GIVEN EXERCISE: Print the data below exactly as given, leaving out the pictures.

-------- THE INPUT

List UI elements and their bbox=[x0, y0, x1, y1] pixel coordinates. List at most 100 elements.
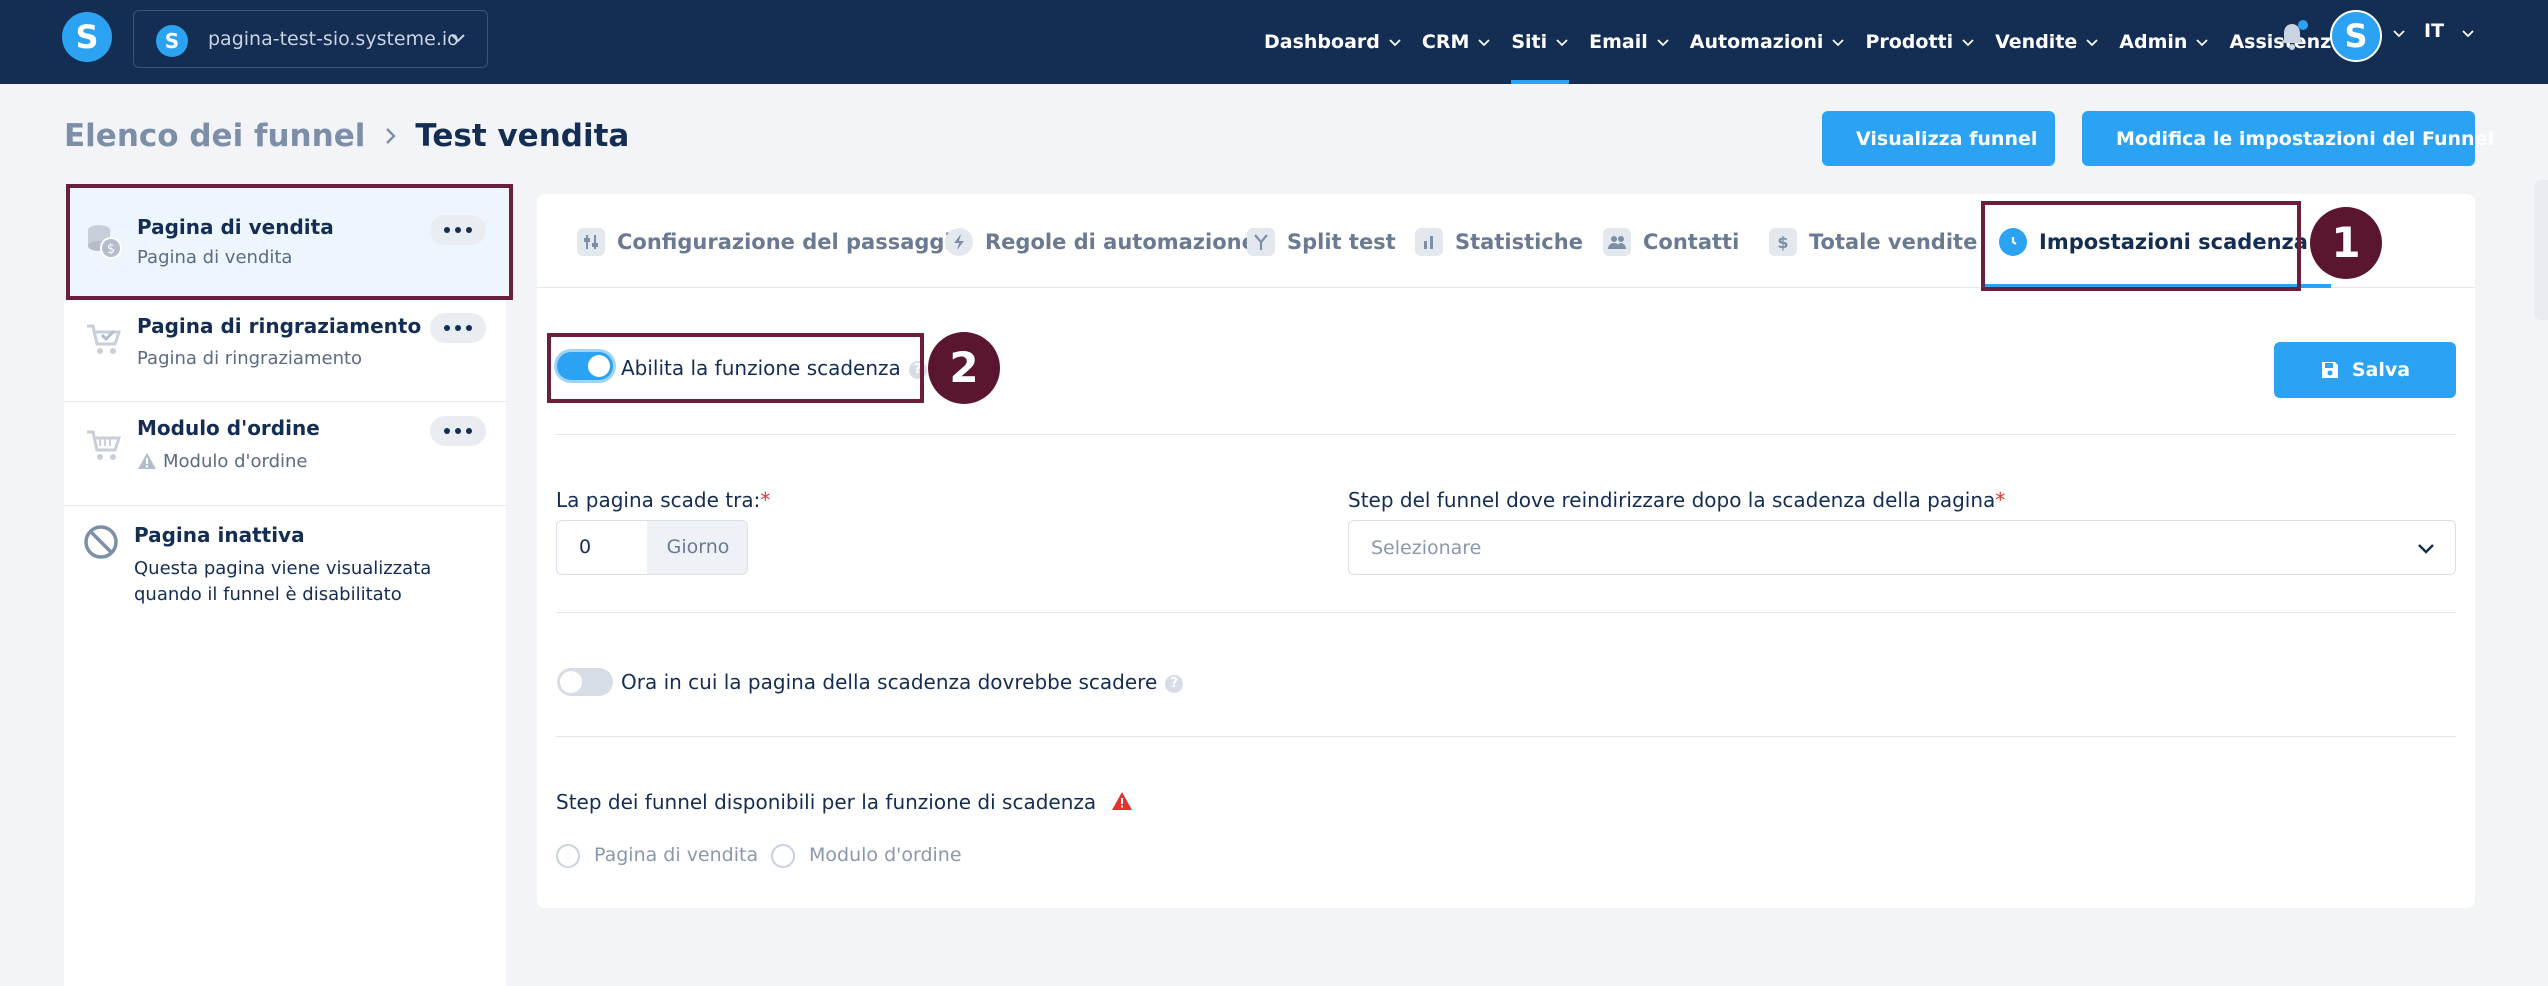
divider bbox=[556, 736, 2456, 737]
bolt-icon bbox=[945, 228, 973, 256]
radio-label: Modulo d'ordine bbox=[809, 844, 962, 866]
sidebar-item-pagina-di-ringraziamento[interactable]: Pagina di ringraziamento Pagina di ringr… bbox=[64, 298, 506, 402]
radio-pagina-di-vendita[interactable] bbox=[556, 844, 580, 868]
tab-label: Regole di automazione bbox=[985, 230, 1256, 254]
expire-after-unit: Giorno bbox=[647, 521, 747, 574]
top-navigation-bar: S S pagina-test-sio.systeme.io Dashboard… bbox=[0, 0, 2548, 84]
toggle-knob bbox=[560, 671, 582, 693]
redirect-step-label: Step del funnel dove reindirizzare dopo … bbox=[1348, 488, 2005, 512]
annotation-marker-1: 1 bbox=[2310, 207, 2382, 279]
more-options-button[interactable] bbox=[430, 313, 486, 343]
chevron-down-icon bbox=[1657, 39, 1669, 47]
warning-icon bbox=[138, 453, 156, 469]
breadcrumb-funnel-list[interactable]: Elenco dei funnel bbox=[64, 118, 365, 154]
page-title: Test vendita bbox=[415, 118, 630, 154]
cart-icon bbox=[87, 430, 122, 460]
avatar[interactable]: S bbox=[2330, 10, 2382, 62]
save-button[interactable]: Salva bbox=[2274, 342, 2456, 398]
site-name: pagina-test-sio.systeme.io bbox=[208, 28, 459, 50]
systeme-logo[interactable]: S bbox=[62, 12, 112, 62]
edit-funnel-settings-button[interactable]: Modifica le impostazioni del Funnel bbox=[2082, 111, 2494, 166]
nav-automazioni[interactable]: Automazioni bbox=[1690, 0, 1852, 84]
sidebar-item-pagina-inattiva[interactable]: Pagina inattiva Questa pagina viene visu… bbox=[64, 506, 506, 626]
nav-label: Admin bbox=[2119, 31, 2188, 53]
expiration-time-label: Ora in cui la pagina della scadenza dovr… bbox=[621, 670, 1184, 694]
chevron-down-icon bbox=[2196, 39, 2209, 47]
chevron-down-icon bbox=[1962, 39, 1974, 47]
nav-dashboard[interactable]: Dashboard bbox=[1264, 0, 1408, 84]
available-steps-label: Step dei funnel disponibili per la funzi… bbox=[556, 790, 1133, 814]
tab-label: Contatti bbox=[1643, 230, 1740, 254]
nav-vendite[interactable]: Vendite bbox=[1995, 0, 2105, 84]
funnel-steps-sidebar: $ Pagina di vendita Pagina di vendita Pa… bbox=[64, 183, 506, 986]
dollar-icon: $ bbox=[1769, 228, 1797, 256]
expire-after-label: La pagina scade tra:* bbox=[556, 488, 770, 512]
more-options-button[interactable] bbox=[430, 416, 486, 446]
chevron-down-icon[interactable] bbox=[2461, 26, 2475, 40]
sidebar-item-title: Pagina inattiva bbox=[134, 523, 305, 547]
nav-siti[interactable]: Siti bbox=[1511, 0, 1575, 84]
annotation-marker-2: 2 bbox=[928, 332, 1000, 404]
chevron-down-icon bbox=[2418, 544, 2434, 554]
split-icon bbox=[1247, 228, 1275, 256]
site-selector[interactable]: S pagina-test-sio.systeme.io bbox=[133, 10, 488, 68]
sidebar-item-modulo-ordine[interactable]: Modulo d'ordine Modulo d'ordine bbox=[64, 402, 506, 506]
expiration-time-toggle[interactable] bbox=[557, 668, 613, 696]
save-label: Salva bbox=[2351, 359, 2411, 381]
annotation-highlight-tab bbox=[1981, 201, 2301, 291]
tab-contatti[interactable]: Contatti bbox=[1603, 224, 1739, 260]
language-selector[interactable]: IT bbox=[2424, 20, 2444, 42]
chevron-down-icon bbox=[1478, 39, 1490, 47]
nav-label: Prodotti bbox=[1865, 31, 1954, 53]
tab-label: Totale vendite bbox=[1809, 230, 1978, 254]
expiration-time-text: Ora in cui la pagina della scadenza dovr… bbox=[621, 670, 1158, 694]
help-icon[interactable]: ? bbox=[1165, 674, 1184, 693]
nav-label: Automazioni bbox=[1689, 31, 1824, 53]
ban-icon bbox=[84, 525, 118, 559]
tab-label: Configurazione del passaggio bbox=[617, 230, 967, 254]
annotation-highlight-sidebar bbox=[66, 184, 513, 300]
tab-label: Split test bbox=[1287, 230, 1396, 254]
required-mark: * bbox=[760, 488, 771, 512]
floppy-disk-icon bbox=[2321, 362, 2338, 378]
available-steps-text: Step dei funnel disponibili per la funzi… bbox=[556, 790, 1097, 814]
annotation-highlight-toggle bbox=[547, 333, 924, 403]
sidebar-item-title: Modulo d'ordine bbox=[137, 416, 320, 440]
sliders-icon bbox=[577, 228, 605, 256]
nav-label: Siti bbox=[1511, 31, 1548, 53]
nav-email[interactable]: Email bbox=[1589, 0, 1676, 84]
tab-split-test[interactable]: Split test bbox=[1247, 224, 1396, 260]
chevron-right-icon bbox=[386, 128, 397, 144]
divider bbox=[556, 612, 2456, 613]
tab-statistiche[interactable]: Statistiche bbox=[1415, 224, 1583, 260]
chevron-down-icon[interactable] bbox=[2392, 26, 2406, 40]
sidebar-item-title: Pagina di ringraziamento bbox=[137, 314, 422, 338]
tab-configurazione[interactable]: Configurazione del passaggio bbox=[577, 224, 966, 260]
redirect-step-select[interactable]: Selezionare bbox=[1348, 520, 2456, 575]
nav-admin[interactable]: Admin bbox=[2119, 0, 2215, 84]
nav-crm[interactable]: CRM bbox=[1422, 0, 1497, 84]
radio-modulo-ordine[interactable] bbox=[771, 844, 795, 868]
chevron-down-icon bbox=[451, 34, 465, 43]
radio-label: Pagina di vendita bbox=[594, 844, 759, 866]
main-nav: Dashboard CRM Siti Email Automazioni Pro… bbox=[1264, 0, 2364, 84]
bar-chart-icon bbox=[1415, 228, 1443, 256]
warning-icon bbox=[1111, 792, 1132, 810]
redirect-step-placeholder: Selezionare bbox=[1371, 537, 1482, 559]
view-funnel-button[interactable]: Visualizza funnel bbox=[1822, 111, 2055, 166]
tab-regole-automazione[interactable]: Regole di automazione bbox=[945, 224, 1256, 260]
chevron-down-icon bbox=[1389, 39, 1401, 47]
required-mark: * bbox=[1995, 488, 2006, 512]
expire-after-days-input[interactable]: 0 bbox=[557, 521, 647, 574]
page-scrollbar[interactable] bbox=[2534, 180, 2548, 320]
sidebar-item-subtitle: Pagina di ringraziamento bbox=[137, 348, 363, 369]
tab-totale-vendite[interactable]: $ Totale vendite bbox=[1769, 224, 1977, 260]
nav-label: Email bbox=[1589, 31, 1648, 53]
nav-prodotti[interactable]: Prodotti bbox=[1865, 0, 1981, 84]
cart-check-icon bbox=[87, 324, 122, 354]
expire-after-input-group: 0 Giorno bbox=[556, 520, 748, 575]
notification-dot bbox=[2298, 20, 2308, 30]
chevron-down-icon bbox=[2086, 39, 2098, 47]
chevron-down-icon bbox=[1832, 39, 1845, 47]
expiration-settings-card: Configurazione del passaggio Regole di a… bbox=[537, 194, 2475, 908]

----------------

FULL OUTPUT:
List UI elements and their bbox=[x0, y0, x1, y1] pixel coordinates. List at most 100 elements.
divider bbox=[556, 736, 2456, 737]
bolt-icon bbox=[945, 228, 973, 256]
radio-label: Modulo d'ordine bbox=[809, 844, 962, 866]
sidebar-item-pagina-di-ringraziamento[interactable]: Pagina di ringraziamento Pagina di ringr… bbox=[64, 298, 506, 402]
radio-pagina-di-vendita[interactable] bbox=[556, 844, 580, 868]
tab-label: Regole di automazione bbox=[985, 230, 1256, 254]
expire-after-unit: Giorno bbox=[647, 521, 747, 574]
top-navigation-bar: S S pagina-test-sio.systeme.io Dashboard… bbox=[0, 0, 2548, 84]
toggle-knob bbox=[560, 671, 582, 693]
redirect-step-label: Step del funnel dove reindirizzare dopo … bbox=[1348, 488, 2005, 512]
annotation-marker-1: 1 bbox=[2310, 207, 2382, 279]
more-options-button[interactable] bbox=[430, 313, 486, 343]
chevron-down-icon bbox=[1657, 39, 1669, 47]
warning-icon bbox=[138, 453, 156, 469]
breadcrumb-funnel-list[interactable]: Elenco dei funnel bbox=[64, 118, 365, 154]
page-title: Test vendita bbox=[415, 118, 630, 154]
cart-icon bbox=[87, 430, 122, 460]
avatar[interactable]: S bbox=[2330, 10, 2382, 62]
save-button[interactable]: Salva bbox=[2274, 342, 2456, 398]
site-name: pagina-test-sio.systeme.io bbox=[208, 28, 459, 50]
systeme-logo[interactable]: S bbox=[62, 12, 112, 62]
edit-funnel-settings-button[interactable]: Modifica le impostazioni del Funnel bbox=[2082, 111, 2494, 166]
nav-automazioni[interactable]: Automazioni bbox=[1690, 0, 1852, 84]
sidebar-item-pagina-inattiva[interactable]: Pagina inattiva Questa pagina viene visu… bbox=[64, 506, 506, 626]
nav-label: Admin bbox=[2119, 31, 2188, 53]
expiration-time-label: Ora in cui la pagina della scadenza dovr… bbox=[621, 670, 1184, 694]
chevron-down-icon bbox=[2196, 39, 2209, 47]
chevron-down-icon bbox=[1962, 39, 1974, 47]
nav-dashboard[interactable]: Dashboard bbox=[1264, 0, 1408, 84]
available-steps-label: Step dei funnel disponibili per la funzi… bbox=[556, 790, 1133, 814]
tab-label: Contatti bbox=[1643, 230, 1740, 254]
nav-vendite[interactable]: Vendite bbox=[1995, 0, 2105, 84]
funnel-steps-sidebar: $ Pagina di vendita Pagina di vendita Pa… bbox=[64, 183, 506, 986]
dollar-icon: $ bbox=[1769, 228, 1797, 256]
expire-after-label: La pagina scade tra:* bbox=[556, 488, 770, 512]
more-options-button[interactable] bbox=[430, 416, 486, 446]
chevron-down-icon[interactable] bbox=[2461, 26, 2475, 40]
sidebar-item-title: Pagina inattiva bbox=[134, 523, 305, 547]
nav-siti[interactable]: Siti bbox=[1511, 0, 1575, 84]
annotation-marker-2: 2 bbox=[928, 332, 1000, 404]
chevron-down-icon bbox=[2418, 544, 2434, 554]
split-icon bbox=[1247, 228, 1275, 256]
site-selector[interactable]: S pagina-test-sio.systeme.io bbox=[133, 10, 488, 68]
sidebar-item-modulo-ordine[interactable]: Modulo d'ordine Modulo d'ordine bbox=[64, 402, 506, 506]
expiration-time-toggle[interactable] bbox=[557, 668, 613, 696]
save-label: Salva bbox=[2351, 359, 2411, 381]
annotation-highlight-tab bbox=[1981, 201, 2301, 291]
tab-contatti[interactable]: Contatti bbox=[1603, 224, 1739, 260]
language-selector[interactable]: IT bbox=[2424, 20, 2444, 42]
chevron-down-icon bbox=[1478, 39, 1490, 47]
nav-label: Prodotti bbox=[1865, 31, 1954, 53]
tab-label: Totale vendite bbox=[1809, 230, 1978, 254]
expiration-time-text: Ora in cui la pagina della scadenza dovr… bbox=[621, 670, 1158, 694]
help-icon[interactable]: ? bbox=[1165, 674, 1184, 693]
nav-label: Automazioni bbox=[1689, 31, 1824, 53]
ban-icon bbox=[84, 525, 118, 559]
tab-label: Configurazione del passaggio bbox=[617, 230, 967, 254]
annotation-highlight-sidebar bbox=[66, 184, 513, 300]
tab-label: Split test bbox=[1287, 230, 1396, 254]
required-mark: * bbox=[760, 488, 771, 512]
floppy-disk-icon bbox=[2321, 362, 2338, 378]
available-steps-text: Step dei funnel disponibili per la funzi… bbox=[556, 790, 1097, 814]
annotation-highlight-toggle bbox=[547, 333, 924, 403]
sidebar-item-title: Modulo d'ordine bbox=[137, 416, 320, 440]
sliders-icon bbox=[577, 228, 605, 256]
nav-label: Siti bbox=[1511, 31, 1548, 53]
nav-email[interactable]: Email bbox=[1589, 0, 1676, 84]
tab-split-test[interactable]: Split test bbox=[1247, 224, 1396, 260]
chevron-right-icon bbox=[386, 128, 397, 144]
divider bbox=[556, 612, 2456, 613]
tab-statistiche[interactable]: Statistiche bbox=[1415, 224, 1583, 260]
chevron-down-icon[interactable] bbox=[2392, 26, 2406, 40]
sidebar-item-title: Pagina di ringraziamento bbox=[137, 314, 422, 338]
tab-configurazione[interactable]: Configurazione del passaggio bbox=[577, 224, 966, 260]
redirect-step-select[interactable]: Selezionare bbox=[1348, 520, 2456, 575]
nav-admin[interactable]: Admin bbox=[2119, 0, 2215, 84]
nav-crm[interactable]: CRM bbox=[1422, 0, 1497, 84]
radio-modulo-ordine[interactable] bbox=[771, 844, 795, 868]
chevron-down-icon bbox=[451, 34, 465, 43]
radio-label: Pagina di vendita bbox=[594, 844, 759, 866]
main-nav: Dashboard CRM Siti Email Automazioni Pro… bbox=[1264, 0, 2364, 84]
bar-chart-icon bbox=[1415, 228, 1443, 256]
warning-icon bbox=[1111, 792, 1132, 810]
redirect-step-placeholder: Selezionare bbox=[1371, 537, 1482, 559]
view-funnel-button[interactable]: Visualizza funnel bbox=[1822, 111, 2055, 166]
tab-regole-automazione[interactable]: Regole di automazione bbox=[945, 224, 1256, 260]
chevron-down-icon bbox=[1389, 39, 1401, 47]
required-mark: * bbox=[1995, 488, 2006, 512]
expire-after-days-input[interactable]: 0 bbox=[557, 521, 647, 574]
page-scrollbar[interactable] bbox=[2534, 180, 2548, 320]
sidebar-item-subtitle: Pagina di ringraziamento bbox=[137, 348, 363, 369]
tab-totale-vendite[interactable]: $ Totale vendite bbox=[1769, 224, 1977, 260]
nav-label: Email bbox=[1589, 31, 1648, 53]
nav-prodotti[interactable]: Prodotti bbox=[1865, 0, 1981, 84]
cart-check-icon bbox=[87, 324, 122, 354]
expire-after-input-group: 0 Giorno bbox=[556, 520, 748, 575]
notification-dot bbox=[2298, 20, 2308, 30]
chevron-down-icon bbox=[2086, 39, 2098, 47]
chevron-down-icon bbox=[1832, 39, 1845, 47]
expiration-settings-card: Configurazione del passaggio Regole di a… bbox=[537, 194, 2475, 908]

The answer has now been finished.